■ Selected excerpt:
---*---

Culture Differences Help Cross-Border Mergers

Mars-Venus Marriages: Culture & Cross-Border Mergers & Acquisitions

Culture clashes are an expected consequence when companies from different countries merge. But contrary to conventional wisdom, cross-border mergers and acquisitions tend to be most successful long-term when the cultural divide between nations is wide, according to a new study by Georgia Tech College of Management researchers.

"Mergers and acquisitions involving firms from countries with dissimilar cultures, on average, do better than those between firms from countries with similar cultures," write Georgia Tech finance professors Rajesh Chakrabarti and Narayanan Jayaraman and doctoral student Swastika Mukherjee in the study "Mars-Venus Marriages: Culture and Cross-Border M&A."

According to the study, which examined 405 cross-border mergers and acquisitions from 1991 to 2000 involving acquiring companies from 34 countries and target firms in 37 countries, greater cultural disparity can be beneficial because of:

• Lower likelihood of acquisitions motivated by hubris in unfamiliar or distant environments.
• Greater autonomy granted to acquired firms in distant cultural locations, resulting in greater retention of their pre-acquisition strengths.
• Better screening, contracting, and due-diligence during the deal-making process as a result of heightened awareness of cultural differences.
• Diverse organizational strengths leading to performance-enhancing synergies.

Mergers and acquisitions rarely deliver their promised benefits, often resulting in long-term under-performance. But greater cultural disparity between merging firms seems to lessen detrimental effects, found the researchers, who examined corporate performance thirty and thirty-six months after the unions. Despite their risks, mergers and acquisitions are becoming increasingly common events as a result of rapid globalization. American companies conducted nearly $4 trillion worth of acquisitions between 1998 and 2000- more than in the previous thirty years combined. Twenty percent of those acquisitions were cross-border.

---*---

■ Data to examine:
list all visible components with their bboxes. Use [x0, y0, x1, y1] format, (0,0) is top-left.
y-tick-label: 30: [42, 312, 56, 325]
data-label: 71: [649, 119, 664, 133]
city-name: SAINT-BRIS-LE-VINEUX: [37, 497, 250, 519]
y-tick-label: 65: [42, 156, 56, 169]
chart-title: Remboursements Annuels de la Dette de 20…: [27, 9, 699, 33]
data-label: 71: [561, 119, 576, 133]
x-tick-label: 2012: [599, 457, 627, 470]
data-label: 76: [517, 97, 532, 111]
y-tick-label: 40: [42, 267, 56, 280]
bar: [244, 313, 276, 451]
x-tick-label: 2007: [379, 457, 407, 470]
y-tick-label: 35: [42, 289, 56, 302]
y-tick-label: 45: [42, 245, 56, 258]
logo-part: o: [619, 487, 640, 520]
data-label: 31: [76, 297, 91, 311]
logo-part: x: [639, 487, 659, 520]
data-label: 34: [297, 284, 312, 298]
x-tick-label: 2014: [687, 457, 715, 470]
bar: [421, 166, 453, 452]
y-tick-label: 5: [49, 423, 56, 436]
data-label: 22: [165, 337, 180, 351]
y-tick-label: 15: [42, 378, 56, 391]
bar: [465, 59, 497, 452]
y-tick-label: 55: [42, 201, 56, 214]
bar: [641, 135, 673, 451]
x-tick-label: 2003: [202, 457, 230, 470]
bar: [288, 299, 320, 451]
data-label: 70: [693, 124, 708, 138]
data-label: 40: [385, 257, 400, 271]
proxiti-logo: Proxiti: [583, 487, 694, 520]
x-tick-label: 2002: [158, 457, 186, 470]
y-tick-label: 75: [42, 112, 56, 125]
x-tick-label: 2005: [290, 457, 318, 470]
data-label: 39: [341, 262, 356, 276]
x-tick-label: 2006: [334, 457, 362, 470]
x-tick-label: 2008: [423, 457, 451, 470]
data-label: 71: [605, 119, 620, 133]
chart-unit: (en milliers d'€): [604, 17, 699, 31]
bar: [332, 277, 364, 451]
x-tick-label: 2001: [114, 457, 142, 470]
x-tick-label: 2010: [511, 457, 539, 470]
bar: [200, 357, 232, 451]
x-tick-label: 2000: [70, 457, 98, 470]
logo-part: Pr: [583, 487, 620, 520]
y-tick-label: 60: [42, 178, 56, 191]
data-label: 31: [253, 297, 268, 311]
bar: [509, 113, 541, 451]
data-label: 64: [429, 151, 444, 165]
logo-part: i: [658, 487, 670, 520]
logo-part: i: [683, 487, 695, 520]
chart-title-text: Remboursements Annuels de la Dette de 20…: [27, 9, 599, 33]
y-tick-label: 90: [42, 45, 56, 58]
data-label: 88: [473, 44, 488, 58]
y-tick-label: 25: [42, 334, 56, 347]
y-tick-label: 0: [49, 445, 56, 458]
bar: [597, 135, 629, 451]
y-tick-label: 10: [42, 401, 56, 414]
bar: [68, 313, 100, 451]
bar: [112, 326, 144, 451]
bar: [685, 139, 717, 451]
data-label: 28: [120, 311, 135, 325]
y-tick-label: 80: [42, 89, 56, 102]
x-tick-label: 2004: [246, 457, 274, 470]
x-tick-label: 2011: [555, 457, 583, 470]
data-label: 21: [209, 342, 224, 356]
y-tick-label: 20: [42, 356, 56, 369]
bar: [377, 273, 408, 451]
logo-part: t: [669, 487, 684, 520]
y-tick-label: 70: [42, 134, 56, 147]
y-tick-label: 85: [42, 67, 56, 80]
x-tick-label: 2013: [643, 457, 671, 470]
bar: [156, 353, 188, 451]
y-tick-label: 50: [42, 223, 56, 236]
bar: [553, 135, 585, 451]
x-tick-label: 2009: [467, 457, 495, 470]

---*---

■ Tasks:
(1) Answer these questions from the article on cross-border mergers, which appears above the records:
(a) How many cross-border mergers and acquisitions did the study examine?
(b) At what points after the unions did the researchers examine corporate performance?
(c) What percentage of American acquisitions between 1998 and 2000 were cross-border?
(2) Please write out the article on cross-border mergers from "Mergers and acquisitions rarely" to "acquisitions were cross-border.", copying every word without change.
(3) Extend the article on cross-border mergers with new text that picks up after its final sentence.

■ Answers by item:
(1)
(a) 405
(b) Thirty and thirty-six months after the unions
(c) Twenty percent

(2)
Mergers and acquisitions rarely deliver their promised benefits, often resulting in long-term under-performance. But greater cultural disparity between merging firms seems to lessen detrimental effects, found the researchers, who examined corporate performance thirty and thirty-six months after the unions. Despite their risks, mergers and acquisitions are becoming increasingly common events as a result of rapid globalization. American companies conducted nearly $4 trillion worth of acquisitions between 1998 and 2000- more than in the previous thirty years combined. Twenty percent of those acquisitions were cross-border.

(3)
The researchers point to General Electric's acquisition of the Hungarian light-bulb maker Tungsram in 1989 as an example of a cross-border merger fraught with difficulty. Individualism and individual responsibility defined GE's culture but not that of Tungsram, reportedly drawing out the latter's assimilation by several years. Problems also plagued the merger of Michigan-based Upjohn and Sweden's Pharmacia B in 1995, with the former firm used to a more hierarchical structure. Their differences appear to have stemmed not only from corporate-level practices, but also from national cultural traits, the researchers note.

"While corporate culture may be extremely difficult to measure, there exist widely accepted metrics of national culture," they say. "It is important to reiterate that we focus on national culture as opposed to corporate culture in our study."

The study measured national cultural differences using not only language, religion, and legal/corporate governance systems, but also widely accepted measures developed by Geert Hofstede in his landmark book on international management, Culture's Consequences: International Differences in Work-Related Values. Hofstede's measures include power distance (the degree of inequality between people in a country), individualism (the extent to which society emphasizes individual achievements over collective ones), masculinity (how much society reinforces the traditional model of male power in the workplace) and uncertainty avoidance (societal attitudes toward ambiguity and unstructured situations).

In the study sample, Australia and the United States proved to have the most similar cultures while New Zealand and Malaysia had the most disparate. The study also found evidence that acquisitions go better when acquiring companies are from countries with stronger corporate-governance systems than the target firms.